> [WORK TO DO] Copy out every line exactly, passing over the pictures.

> [EXTRACTED ENTRIES]
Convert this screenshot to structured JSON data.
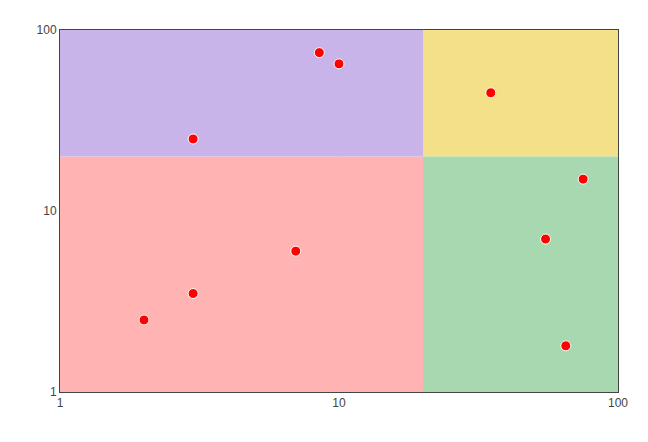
{
  "chart_data": {
    "type": "scatter",
    "x": [
      2.0,
      3.0,
      7.0,
      3.0,
      8.5,
      10.0,
      35.0,
      65.0,
      55.0,
      75.0
    ],
    "values": [
      2.5,
      3.5,
      6.0,
      25.0,
      75.0,
      65.0,
      45.0,
      1.8,
      7.0,
      15.0
    ],
    "color": "#ff0000",
    "marker": "circle",
    "log": true,
    "xlim": [
      1,
      100
    ],
    "ylim": [
      1,
      100
    ],
    "xticks": [
      1,
      10,
      100
    ],
    "yticks": [
      1,
      10,
      100
    ],
    "grid": true,
    "quadrants": [
      {
        "x": [
          1,
          20
        ],
        "y": [
          1,
          20
        ],
        "color": "#ffb3b3"
      },
      {
        "x": [
          1,
          20
        ],
        "y": [
          20,
          100
        ],
        "color": "#c8b4e8"
      },
      {
        "x": [
          20,
          100
        ],
        "y": [
          20,
          100
        ],
        "color": "#f5e08a"
      },
      {
        "x": [
          20,
          100
        ],
        "y": [
          1,
          20
        ],
        "color": "#a8d8b0"
      }
    ]
  }
}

> [TASK OUTPUT]
Convert this screenshot to structured JSON data.
{
  "chart_data": {
    "type": "scatter",
    "x": [
      2.0,
      3.0,
      7.0,
      3.0,
      8.5,
      10.0,
      35.0,
      65.0,
      55.0,
      75.0
    ],
    "values": [
      2.5,
      3.5,
      6.0,
      25.0,
      75.0,
      65.0,
      45.0,
      1.8,
      7.0,
      15.0
    ],
    "color": "#ff0000",
    "marker": "circle",
    "log": true,
    "xlim": [
      1,
      100
    ],
    "ylim": [
      1,
      100
    ],
    "xticks": [
      1,
      10,
      100
    ],
    "yticks": [
      1,
      10,
      100
    ],
    "grid": true,
    "quadrants": [
      {
        "x": [
          1,
          20
        ],
        "y": [
          1,
          20
        ],
        "color": "#ffb3b3"
      },
      {
        "x": [
          1,
          20
        ],
        "y": [
          20,
          100
        ],
        "color": "#c8b4e8"
      },
      {
        "x": [
          20,
          100
        ],
        "y": [
          20,
          100
        ],
        "color": "#f5e08a"
      },
      {
        "x": [
          20,
          100
        ],
        "y": [
          1,
          20
        ],
        "color": "#a8d8b0"
      }
    ]
  }
}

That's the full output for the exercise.